Every line below that mentions the word "Market" should be copied out.

══════

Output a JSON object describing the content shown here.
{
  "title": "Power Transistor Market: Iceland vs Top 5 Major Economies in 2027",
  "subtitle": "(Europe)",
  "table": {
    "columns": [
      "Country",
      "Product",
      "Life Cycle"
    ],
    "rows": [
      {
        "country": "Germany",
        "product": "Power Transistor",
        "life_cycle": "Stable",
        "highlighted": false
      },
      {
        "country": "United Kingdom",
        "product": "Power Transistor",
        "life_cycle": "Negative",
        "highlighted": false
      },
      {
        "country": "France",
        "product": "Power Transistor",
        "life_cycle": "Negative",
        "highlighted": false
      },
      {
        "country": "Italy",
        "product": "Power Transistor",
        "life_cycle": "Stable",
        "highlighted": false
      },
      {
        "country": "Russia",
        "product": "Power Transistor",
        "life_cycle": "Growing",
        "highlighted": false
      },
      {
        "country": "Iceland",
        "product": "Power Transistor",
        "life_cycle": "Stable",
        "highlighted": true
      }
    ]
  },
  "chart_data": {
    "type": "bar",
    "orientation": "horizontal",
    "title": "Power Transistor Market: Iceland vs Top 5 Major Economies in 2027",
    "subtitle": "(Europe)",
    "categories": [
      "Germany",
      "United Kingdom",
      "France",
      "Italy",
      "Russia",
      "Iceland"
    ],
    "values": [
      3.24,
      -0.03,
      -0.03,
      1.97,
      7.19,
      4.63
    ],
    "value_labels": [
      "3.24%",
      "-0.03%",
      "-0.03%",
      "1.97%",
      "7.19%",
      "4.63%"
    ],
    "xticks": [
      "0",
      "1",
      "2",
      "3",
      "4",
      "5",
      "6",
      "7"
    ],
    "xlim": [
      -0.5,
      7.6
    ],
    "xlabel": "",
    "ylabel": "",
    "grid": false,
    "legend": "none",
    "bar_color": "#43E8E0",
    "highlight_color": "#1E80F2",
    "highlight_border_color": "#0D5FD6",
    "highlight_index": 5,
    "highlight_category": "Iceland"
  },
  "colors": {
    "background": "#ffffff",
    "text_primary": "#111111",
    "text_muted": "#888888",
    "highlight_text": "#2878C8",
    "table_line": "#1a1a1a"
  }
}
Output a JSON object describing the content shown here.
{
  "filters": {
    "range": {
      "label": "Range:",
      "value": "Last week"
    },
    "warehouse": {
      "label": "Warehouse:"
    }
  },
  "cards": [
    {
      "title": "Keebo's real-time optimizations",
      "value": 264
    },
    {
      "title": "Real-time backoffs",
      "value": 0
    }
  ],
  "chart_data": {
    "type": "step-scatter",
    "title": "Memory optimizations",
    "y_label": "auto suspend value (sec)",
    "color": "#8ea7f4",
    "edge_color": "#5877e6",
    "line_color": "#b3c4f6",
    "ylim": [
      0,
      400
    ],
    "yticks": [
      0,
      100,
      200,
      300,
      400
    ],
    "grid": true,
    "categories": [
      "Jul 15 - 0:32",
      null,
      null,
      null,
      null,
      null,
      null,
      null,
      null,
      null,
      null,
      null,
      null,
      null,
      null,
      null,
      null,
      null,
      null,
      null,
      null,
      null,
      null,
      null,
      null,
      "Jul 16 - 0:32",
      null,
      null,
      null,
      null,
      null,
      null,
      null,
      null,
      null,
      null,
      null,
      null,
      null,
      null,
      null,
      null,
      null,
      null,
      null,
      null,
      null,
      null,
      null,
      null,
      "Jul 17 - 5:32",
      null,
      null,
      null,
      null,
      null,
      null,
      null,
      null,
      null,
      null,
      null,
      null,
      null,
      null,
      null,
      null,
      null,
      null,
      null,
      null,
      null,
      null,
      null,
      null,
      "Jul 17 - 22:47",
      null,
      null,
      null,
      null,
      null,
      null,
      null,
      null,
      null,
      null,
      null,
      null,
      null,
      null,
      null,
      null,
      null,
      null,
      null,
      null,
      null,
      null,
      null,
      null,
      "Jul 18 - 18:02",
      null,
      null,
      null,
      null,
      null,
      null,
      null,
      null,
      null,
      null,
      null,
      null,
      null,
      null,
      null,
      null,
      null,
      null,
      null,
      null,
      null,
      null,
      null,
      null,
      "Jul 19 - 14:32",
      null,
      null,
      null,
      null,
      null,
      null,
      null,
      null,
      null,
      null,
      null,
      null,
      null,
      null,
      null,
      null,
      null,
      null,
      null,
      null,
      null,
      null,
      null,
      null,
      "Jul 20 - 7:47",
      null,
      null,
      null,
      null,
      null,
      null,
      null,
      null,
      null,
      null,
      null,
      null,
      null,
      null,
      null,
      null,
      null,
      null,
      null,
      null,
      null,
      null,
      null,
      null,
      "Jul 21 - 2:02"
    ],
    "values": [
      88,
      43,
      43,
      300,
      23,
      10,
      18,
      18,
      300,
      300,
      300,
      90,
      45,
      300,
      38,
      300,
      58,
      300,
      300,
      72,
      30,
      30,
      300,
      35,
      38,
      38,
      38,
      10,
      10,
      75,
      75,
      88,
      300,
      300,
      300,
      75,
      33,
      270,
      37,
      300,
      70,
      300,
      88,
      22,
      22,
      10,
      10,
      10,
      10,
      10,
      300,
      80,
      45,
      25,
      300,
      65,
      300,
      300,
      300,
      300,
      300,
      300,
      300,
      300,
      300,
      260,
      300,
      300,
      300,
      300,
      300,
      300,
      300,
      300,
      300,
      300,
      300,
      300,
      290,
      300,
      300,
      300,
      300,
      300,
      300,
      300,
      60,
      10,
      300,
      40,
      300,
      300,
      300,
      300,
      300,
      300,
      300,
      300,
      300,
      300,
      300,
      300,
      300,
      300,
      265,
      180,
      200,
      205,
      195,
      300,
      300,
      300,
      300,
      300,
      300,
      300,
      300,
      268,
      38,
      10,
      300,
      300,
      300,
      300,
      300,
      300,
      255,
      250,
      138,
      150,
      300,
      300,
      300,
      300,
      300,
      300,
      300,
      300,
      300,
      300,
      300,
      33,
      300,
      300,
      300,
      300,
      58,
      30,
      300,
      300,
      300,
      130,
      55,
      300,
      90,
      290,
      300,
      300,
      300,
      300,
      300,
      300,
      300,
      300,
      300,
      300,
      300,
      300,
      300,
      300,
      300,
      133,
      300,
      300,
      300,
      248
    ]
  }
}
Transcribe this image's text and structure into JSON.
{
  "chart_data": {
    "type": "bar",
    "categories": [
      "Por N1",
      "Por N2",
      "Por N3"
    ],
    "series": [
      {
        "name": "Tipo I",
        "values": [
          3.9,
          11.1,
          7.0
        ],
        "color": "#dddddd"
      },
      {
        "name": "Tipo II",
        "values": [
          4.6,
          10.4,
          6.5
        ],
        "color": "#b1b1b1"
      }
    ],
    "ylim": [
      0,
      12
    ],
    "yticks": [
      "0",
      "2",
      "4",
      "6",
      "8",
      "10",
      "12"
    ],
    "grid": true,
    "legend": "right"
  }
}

══════

• _The result_:
  "title": "Power Transistor Market: Iceland vs Top 5 Major Economies in 2027",
    "title": "Power Transistor Market: Iceland vs Top 5 Major Economies in 2027",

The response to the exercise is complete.